# [Aim of the exercise]
Assemble all lines in which the string "Theoretical" appears.
----
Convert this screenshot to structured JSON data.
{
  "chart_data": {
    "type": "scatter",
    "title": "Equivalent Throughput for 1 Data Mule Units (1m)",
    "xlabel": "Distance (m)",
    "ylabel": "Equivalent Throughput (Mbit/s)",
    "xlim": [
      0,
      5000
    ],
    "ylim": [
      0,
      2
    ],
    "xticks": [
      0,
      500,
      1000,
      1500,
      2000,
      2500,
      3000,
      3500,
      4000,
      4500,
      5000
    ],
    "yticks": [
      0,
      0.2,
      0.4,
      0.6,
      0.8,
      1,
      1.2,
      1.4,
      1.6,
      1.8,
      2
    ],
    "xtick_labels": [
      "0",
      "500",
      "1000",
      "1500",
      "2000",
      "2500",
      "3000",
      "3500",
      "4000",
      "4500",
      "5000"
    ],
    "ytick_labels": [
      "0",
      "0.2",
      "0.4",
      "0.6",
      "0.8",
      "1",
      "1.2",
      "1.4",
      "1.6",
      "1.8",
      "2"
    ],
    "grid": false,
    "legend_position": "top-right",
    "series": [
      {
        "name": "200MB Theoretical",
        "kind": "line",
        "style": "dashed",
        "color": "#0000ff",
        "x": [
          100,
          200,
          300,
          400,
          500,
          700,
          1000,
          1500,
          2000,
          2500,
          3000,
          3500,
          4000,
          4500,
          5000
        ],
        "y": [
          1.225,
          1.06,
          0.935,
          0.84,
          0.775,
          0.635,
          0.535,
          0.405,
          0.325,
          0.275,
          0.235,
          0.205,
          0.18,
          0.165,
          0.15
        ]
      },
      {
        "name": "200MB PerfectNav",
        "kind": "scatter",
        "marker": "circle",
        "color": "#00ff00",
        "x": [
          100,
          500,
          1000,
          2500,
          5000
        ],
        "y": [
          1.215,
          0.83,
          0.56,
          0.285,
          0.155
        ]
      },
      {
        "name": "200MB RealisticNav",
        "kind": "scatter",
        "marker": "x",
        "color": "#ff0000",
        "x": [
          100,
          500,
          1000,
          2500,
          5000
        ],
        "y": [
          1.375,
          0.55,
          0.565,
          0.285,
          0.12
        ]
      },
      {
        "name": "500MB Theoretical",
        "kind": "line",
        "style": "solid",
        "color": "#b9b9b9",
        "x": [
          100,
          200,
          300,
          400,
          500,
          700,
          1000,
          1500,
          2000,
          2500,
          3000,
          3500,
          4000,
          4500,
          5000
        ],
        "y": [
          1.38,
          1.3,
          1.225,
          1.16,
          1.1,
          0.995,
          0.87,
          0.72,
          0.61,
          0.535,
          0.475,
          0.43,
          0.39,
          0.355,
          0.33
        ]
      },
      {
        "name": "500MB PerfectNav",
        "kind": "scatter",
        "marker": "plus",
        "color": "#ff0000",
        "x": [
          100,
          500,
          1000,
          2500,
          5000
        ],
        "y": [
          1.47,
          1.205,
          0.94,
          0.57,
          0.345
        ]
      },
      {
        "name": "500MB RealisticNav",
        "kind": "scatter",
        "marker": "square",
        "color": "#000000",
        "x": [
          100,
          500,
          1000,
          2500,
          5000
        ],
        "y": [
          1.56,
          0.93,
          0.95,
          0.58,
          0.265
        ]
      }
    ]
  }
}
----
# [Output below]
        "name": "200MB Theoretical",
        "name": "500MB Theoretical",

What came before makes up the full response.